TASK BRIEF:
Your task is to repeat all of the data exactly while excluding the pictures.

DATA SHOWN:

****************************************

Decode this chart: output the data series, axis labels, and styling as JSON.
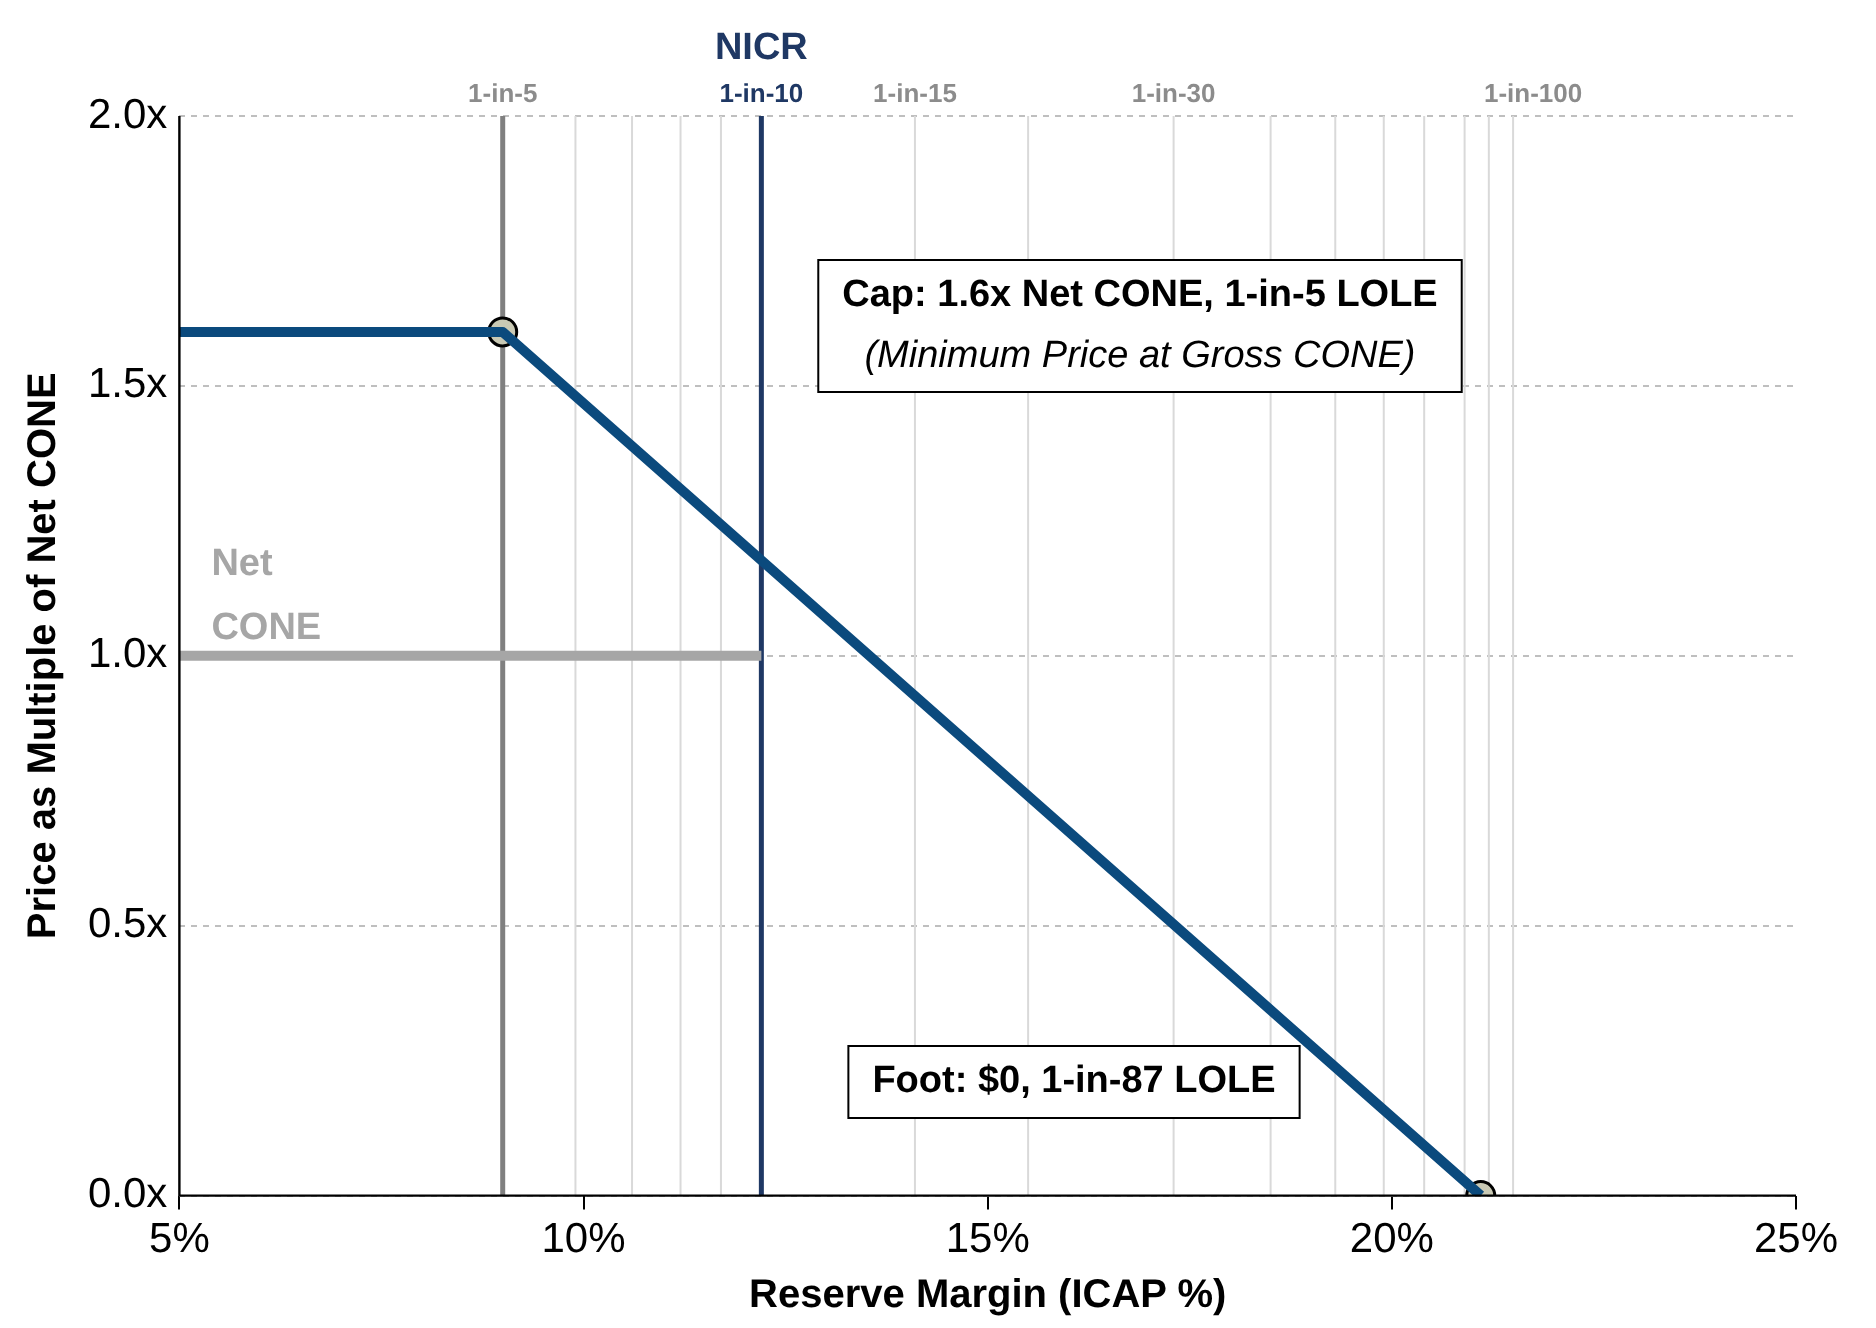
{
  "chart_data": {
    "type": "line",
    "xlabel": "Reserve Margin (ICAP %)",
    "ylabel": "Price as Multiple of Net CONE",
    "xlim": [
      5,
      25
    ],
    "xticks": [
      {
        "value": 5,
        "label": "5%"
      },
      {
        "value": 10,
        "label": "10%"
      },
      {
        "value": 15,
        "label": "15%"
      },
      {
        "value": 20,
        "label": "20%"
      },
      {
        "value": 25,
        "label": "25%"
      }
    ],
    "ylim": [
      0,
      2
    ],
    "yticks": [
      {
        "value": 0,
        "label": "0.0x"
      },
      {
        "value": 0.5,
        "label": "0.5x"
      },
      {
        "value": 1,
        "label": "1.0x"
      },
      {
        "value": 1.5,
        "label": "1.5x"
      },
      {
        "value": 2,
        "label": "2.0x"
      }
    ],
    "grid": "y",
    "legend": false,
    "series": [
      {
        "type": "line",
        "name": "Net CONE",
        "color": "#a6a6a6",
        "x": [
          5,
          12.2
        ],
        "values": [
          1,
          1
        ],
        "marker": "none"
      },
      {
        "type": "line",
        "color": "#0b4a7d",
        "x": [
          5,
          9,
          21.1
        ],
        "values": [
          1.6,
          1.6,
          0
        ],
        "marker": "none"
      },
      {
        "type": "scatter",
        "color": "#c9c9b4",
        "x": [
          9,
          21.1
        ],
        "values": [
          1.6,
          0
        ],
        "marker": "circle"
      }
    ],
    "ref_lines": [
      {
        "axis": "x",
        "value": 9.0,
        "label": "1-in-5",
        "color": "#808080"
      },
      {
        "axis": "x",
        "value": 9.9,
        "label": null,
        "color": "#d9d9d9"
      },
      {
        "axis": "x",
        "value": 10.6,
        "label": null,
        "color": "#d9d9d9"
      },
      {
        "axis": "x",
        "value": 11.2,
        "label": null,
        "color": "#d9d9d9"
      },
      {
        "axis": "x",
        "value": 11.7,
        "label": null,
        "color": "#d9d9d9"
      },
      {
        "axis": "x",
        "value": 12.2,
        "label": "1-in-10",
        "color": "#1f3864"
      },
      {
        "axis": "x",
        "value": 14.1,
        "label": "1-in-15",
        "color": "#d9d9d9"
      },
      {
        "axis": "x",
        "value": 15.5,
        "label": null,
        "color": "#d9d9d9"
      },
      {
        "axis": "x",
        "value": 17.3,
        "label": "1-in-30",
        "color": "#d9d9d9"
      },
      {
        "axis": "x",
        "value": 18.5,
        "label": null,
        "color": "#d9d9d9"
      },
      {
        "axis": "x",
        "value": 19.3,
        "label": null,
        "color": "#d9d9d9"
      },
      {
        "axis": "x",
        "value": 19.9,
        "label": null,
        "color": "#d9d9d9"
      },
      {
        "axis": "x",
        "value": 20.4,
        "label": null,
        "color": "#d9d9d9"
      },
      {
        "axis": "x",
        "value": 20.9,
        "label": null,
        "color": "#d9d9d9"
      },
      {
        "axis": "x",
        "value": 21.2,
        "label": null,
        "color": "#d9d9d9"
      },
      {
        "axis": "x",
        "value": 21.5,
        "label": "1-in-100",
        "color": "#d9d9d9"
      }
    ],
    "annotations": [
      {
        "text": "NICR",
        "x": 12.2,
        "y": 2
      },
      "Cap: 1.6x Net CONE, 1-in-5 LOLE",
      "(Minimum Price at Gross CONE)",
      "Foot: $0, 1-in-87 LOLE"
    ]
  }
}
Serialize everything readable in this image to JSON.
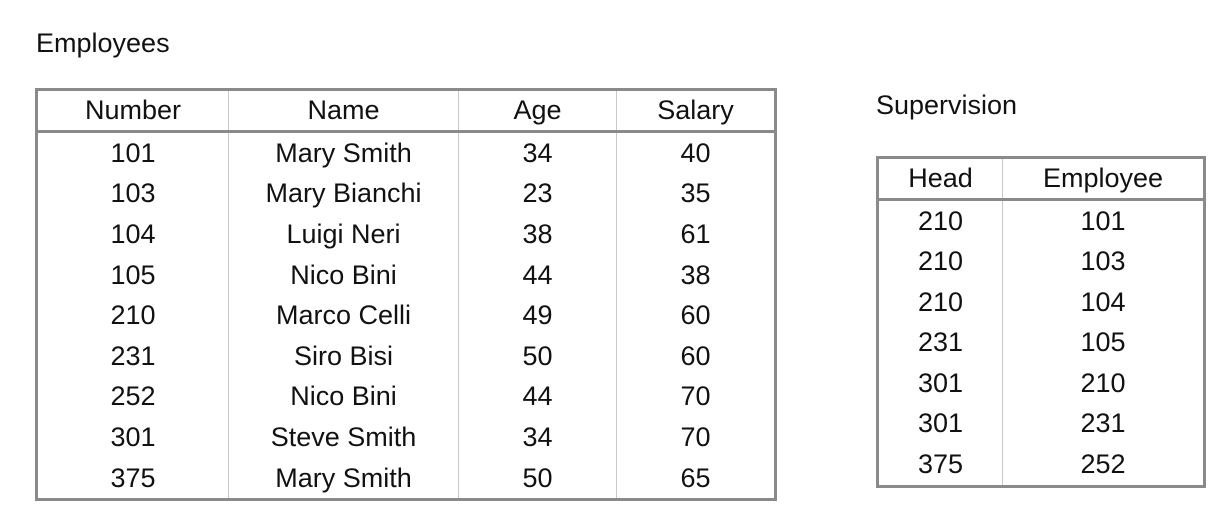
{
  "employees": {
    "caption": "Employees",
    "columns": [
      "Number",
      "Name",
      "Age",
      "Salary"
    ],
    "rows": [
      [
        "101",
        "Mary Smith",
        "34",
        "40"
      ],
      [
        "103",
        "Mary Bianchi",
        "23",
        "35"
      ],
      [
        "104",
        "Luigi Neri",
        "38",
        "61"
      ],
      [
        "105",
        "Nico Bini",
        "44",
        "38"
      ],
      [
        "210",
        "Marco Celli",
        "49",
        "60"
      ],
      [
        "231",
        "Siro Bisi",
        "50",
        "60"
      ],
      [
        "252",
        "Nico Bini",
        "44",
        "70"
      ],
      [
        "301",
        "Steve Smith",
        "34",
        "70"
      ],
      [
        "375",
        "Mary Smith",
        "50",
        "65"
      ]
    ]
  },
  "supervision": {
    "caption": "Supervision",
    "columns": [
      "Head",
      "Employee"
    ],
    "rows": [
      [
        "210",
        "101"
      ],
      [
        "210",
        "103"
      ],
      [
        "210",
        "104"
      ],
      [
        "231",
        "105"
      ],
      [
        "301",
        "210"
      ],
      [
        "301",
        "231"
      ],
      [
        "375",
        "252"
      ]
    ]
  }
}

****************************************

OUTPUT:
Decode this chart: output the data series, axis labels, and styling as JSON.
{
  "chart_data": {
    "type": "line",
    "xlabel": "Reserve Margin (ICAP %)",
    "ylabel": "Price as Multiple of Net CONE",
    "xlim": [
      5,
      25
    ],
    "xticks": [
      {
        "value": 5,
        "label": "5%"
      },
      {
        "value": 10,
        "label": "10%"
      },
      {
        "value": 15,
        "label": "15%"
      },
      {
        "value": 20,
        "label": "20%"
      },
      {
        "value": 25,
        "label": "25%"
      }
    ],
    "ylim": [
      0,
      2
    ],
    "yticks": [
      {
        "value": 0,
        "label": "0.0x"
      },
      {
        "value": 0.5,
        "label": "0.5x"
      },
      {
        "value": 1,
        "label": "1.0x"
      },
      {
        "value": 1.5,
        "label": "1.5x"
      },
      {
        "value": 2,
        "label": "2.0x"
      }
    ],
    "grid": "y",
    "legend": false,
    "series": [
      {
        "type": "line",
        "name": "Net CONE",
        "color": "#a6a6a6",
        "x": [
          5,
          12.2
        ],
        "values": [
          1,
          1
        ],
        "marker": "none"
      },
      {
        "type": "line",
        "color": "#0b4a7d",
        "x": [
          5,
          9,
          21.1
        ],
        "values": [
          1.6,
          1.6,
          0
        ],
        "marker": "none"
      },
      {
        "type": "scatter",
        "color": "#c9c9b4",
        "x": [
          9,
          21.1
        ],
        "values": [
          1.6,
          0
        ],
        "marker": "circle"
      }
    ],
    "ref_lines": [
      {
        "axis": "x",
        "value": 9.0,
        "label": "1-in-5",
        "color": "#808080"
      },
      {
        "axis": "x",
        "value": 9.9,
        "label": null,
        "color": "#d9d9d9"
      },
      {
        "axis": "x",
        "value": 10.6,
        "label": null,
        "color": "#d9d9d9"
      },
      {
        "axis": "x",
        "value": 11.2,
        "label": null,
        "color": "#d9d9d9"
      },
      {
        "axis": "x",
        "value": 11.7,
        "label": null,
        "color": "#d9d9d9"
      },
      {
        "axis": "x",
        "value": 12.2,
        "label": "1-in-10",
        "color": "#1f3864"
      },
      {
        "axis": "x",
        "value": 14.1,
        "label": "1-in-15",
        "color": "#d9d9d9"
      },
      {
        "axis": "x",
        "value": 15.5,
        "label": null,
        "color": "#d9d9d9"
      },
      {
        "axis": "x",
        "value": 17.3,
        "label": "1-in-30",
        "color": "#d9d9d9"
      },
      {
        "axis": "x",
        "value": 18.5,
        "label": null,
        "color": "#d9d9d9"
      },
      {
        "axis": "x",
        "value": 19.3,
        "label": null,
        "color": "#d9d9d9"
      },
      {
        "axis": "x",
        "value": 19.9,
        "label": null,
        "color": "#d9d9d9"
      },
      {
        "axis": "x",
        "value": 20.4,
        "label": null,
        "color": "#d9d9d9"
      },
      {
        "axis": "x",
        "value": 20.9,
        "label": null,
        "color": "#d9d9d9"
      },
      {
        "axis": "x",
        "value": 21.2,
        "label": null,
        "color": "#d9d9d9"
      },
      {
        "axis": "x",
        "value": 21.5,
        "label": "1-in-100",
        "color": "#d9d9d9"
      }
    ],
    "annotations": [
      {
        "text": "NICR",
        "x": 12.2,
        "y": 2
      },
      "Cap: 1.6x Net CONE, 1-in-5 LOLE",
      "(Minimum Price at Gross CONE)",
      "Foot: $0, 1-in-87 LOLE"
    ]
  }
}
Serialize everything readable in this image to JSON.
{
  "employees": {
    "caption": "Employees",
    "columns": [
      "Number",
      "Name",
      "Age",
      "Salary"
    ],
    "rows": [
      [
        "101",
        "Mary Smith",
        "34",
        "40"
      ],
      [
        "103",
        "Mary Bianchi",
        "23",
        "35"
      ],
      [
        "104",
        "Luigi Neri",
        "38",
        "61"
      ],
      [
        "105",
        "Nico Bini",
        "44",
        "38"
      ],
      [
        "210",
        "Marco Celli",
        "49",
        "60"
      ],
      [
        "231",
        "Siro Bisi",
        "50",
        "60"
      ],
      [
        "252",
        "Nico Bini",
        "44",
        "70"
      ],
      [
        "301",
        "Steve Smith",
        "34",
        "70"
      ],
      [
        "375",
        "Mary Smith",
        "50",
        "65"
      ]
    ]
  },
  "supervision": {
    "caption": "Supervision",
    "columns": [
      "Head",
      "Employee"
    ],
    "rows": [
      [
        "210",
        "101"
      ],
      [
        "210",
        "103"
      ],
      [
        "210",
        "104"
      ],
      [
        "231",
        "105"
      ],
      [
        "301",
        "210"
      ],
      [
        "301",
        "231"
      ],
      [
        "375",
        "252"
      ]
    ]
  }
}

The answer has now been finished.